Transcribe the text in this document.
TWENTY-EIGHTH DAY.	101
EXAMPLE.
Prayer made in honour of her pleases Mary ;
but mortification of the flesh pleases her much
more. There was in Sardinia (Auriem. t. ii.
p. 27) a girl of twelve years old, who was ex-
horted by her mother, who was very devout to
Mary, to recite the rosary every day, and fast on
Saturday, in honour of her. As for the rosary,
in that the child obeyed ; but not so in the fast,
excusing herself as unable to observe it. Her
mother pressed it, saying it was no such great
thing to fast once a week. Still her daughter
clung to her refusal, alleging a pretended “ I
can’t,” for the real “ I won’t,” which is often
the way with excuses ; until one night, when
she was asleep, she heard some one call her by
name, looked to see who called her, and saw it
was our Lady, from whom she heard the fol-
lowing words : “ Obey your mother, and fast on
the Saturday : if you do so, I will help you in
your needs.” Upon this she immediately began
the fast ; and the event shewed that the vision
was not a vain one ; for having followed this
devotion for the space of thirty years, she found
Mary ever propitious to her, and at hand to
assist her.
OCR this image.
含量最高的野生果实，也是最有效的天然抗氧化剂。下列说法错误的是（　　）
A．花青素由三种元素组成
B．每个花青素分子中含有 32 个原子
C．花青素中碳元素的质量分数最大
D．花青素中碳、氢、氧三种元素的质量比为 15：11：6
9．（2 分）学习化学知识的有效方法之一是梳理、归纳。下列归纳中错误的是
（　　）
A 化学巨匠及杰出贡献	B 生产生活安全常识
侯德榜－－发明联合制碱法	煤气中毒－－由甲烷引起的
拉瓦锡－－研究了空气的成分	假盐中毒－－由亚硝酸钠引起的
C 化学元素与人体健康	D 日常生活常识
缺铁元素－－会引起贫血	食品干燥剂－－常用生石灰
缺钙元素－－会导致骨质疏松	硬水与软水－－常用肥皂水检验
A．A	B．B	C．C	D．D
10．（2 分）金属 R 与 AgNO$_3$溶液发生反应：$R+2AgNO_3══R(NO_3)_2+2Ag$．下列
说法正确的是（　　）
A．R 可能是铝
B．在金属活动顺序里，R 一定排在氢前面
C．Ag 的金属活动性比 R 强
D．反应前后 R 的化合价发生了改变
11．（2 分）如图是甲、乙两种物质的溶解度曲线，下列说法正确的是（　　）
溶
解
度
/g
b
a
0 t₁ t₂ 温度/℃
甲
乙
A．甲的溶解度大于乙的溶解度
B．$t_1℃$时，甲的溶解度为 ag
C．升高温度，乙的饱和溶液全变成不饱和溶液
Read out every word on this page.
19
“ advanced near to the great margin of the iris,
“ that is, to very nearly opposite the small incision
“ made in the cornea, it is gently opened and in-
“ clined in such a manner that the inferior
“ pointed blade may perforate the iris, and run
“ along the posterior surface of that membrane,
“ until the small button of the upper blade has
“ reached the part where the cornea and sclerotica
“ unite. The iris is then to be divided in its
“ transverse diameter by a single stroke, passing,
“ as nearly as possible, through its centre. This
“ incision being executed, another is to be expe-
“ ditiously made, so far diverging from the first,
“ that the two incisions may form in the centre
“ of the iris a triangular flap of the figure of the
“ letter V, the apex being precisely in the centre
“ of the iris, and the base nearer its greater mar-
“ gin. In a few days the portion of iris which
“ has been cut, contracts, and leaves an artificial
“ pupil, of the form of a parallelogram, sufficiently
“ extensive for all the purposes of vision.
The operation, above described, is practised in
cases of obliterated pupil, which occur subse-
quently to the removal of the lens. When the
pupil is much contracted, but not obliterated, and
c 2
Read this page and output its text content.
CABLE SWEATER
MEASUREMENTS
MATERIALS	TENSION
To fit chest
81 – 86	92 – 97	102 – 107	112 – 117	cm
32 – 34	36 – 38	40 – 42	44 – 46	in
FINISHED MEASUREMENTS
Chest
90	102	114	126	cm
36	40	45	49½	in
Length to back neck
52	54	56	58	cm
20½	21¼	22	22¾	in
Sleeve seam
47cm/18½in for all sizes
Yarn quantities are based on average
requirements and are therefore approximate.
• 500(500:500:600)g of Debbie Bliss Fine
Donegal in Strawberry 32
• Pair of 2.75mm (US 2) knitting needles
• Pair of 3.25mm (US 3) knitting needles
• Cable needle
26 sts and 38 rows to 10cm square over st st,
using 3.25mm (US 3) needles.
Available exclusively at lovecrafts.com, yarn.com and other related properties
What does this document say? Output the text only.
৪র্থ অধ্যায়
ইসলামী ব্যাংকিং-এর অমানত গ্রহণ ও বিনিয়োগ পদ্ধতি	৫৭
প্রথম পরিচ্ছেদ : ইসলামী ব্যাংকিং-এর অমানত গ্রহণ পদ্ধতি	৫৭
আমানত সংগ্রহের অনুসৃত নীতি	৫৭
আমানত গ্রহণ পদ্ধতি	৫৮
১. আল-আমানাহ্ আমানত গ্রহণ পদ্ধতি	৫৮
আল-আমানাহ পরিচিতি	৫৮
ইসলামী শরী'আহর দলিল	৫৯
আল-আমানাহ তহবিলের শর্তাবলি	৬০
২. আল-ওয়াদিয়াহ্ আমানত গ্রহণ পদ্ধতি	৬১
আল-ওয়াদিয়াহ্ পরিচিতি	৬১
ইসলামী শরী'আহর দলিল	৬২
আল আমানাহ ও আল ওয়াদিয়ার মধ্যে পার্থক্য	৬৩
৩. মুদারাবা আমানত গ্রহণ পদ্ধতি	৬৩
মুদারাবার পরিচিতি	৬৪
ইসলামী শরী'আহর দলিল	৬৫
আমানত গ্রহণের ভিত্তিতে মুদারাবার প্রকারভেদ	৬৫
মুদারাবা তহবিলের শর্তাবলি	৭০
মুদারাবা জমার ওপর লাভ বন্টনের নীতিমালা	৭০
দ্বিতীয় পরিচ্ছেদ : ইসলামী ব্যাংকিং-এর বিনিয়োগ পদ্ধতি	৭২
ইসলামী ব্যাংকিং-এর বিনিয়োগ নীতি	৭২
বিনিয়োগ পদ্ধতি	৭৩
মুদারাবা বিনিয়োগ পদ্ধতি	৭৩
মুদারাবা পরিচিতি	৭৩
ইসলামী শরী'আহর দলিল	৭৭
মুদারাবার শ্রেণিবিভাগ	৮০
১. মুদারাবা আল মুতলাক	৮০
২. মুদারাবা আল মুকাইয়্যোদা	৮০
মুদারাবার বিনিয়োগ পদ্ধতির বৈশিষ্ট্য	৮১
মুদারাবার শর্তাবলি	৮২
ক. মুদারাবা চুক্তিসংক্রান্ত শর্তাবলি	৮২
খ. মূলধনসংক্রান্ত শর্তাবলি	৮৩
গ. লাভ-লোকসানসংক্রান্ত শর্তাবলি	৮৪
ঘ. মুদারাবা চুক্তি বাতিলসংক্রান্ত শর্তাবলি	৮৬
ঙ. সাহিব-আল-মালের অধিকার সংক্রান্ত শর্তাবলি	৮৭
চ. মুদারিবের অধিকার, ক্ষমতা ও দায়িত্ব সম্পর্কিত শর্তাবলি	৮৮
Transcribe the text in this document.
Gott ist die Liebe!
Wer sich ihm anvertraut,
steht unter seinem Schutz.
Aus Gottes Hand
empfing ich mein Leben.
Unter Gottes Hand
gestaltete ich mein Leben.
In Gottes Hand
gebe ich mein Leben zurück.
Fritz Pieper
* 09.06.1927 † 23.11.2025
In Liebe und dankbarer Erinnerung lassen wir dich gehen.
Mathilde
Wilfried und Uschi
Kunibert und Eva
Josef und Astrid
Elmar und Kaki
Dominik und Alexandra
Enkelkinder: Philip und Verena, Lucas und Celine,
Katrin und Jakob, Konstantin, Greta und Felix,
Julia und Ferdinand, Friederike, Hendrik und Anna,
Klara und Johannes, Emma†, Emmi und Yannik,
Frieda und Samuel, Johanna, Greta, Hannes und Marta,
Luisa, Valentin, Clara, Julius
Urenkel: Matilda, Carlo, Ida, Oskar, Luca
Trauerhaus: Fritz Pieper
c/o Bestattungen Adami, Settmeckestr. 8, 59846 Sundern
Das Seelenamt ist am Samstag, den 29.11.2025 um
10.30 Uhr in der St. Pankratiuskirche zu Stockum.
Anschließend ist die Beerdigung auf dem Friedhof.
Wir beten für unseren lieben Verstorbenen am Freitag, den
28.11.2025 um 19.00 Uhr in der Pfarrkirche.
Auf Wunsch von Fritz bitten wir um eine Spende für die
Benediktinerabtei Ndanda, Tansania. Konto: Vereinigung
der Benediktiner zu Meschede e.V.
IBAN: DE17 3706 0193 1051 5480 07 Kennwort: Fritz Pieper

• • • •

■ Work to do
The lines above form a set of records; determine how many of them contain the string "which" and give that number alone.

■ Task response
3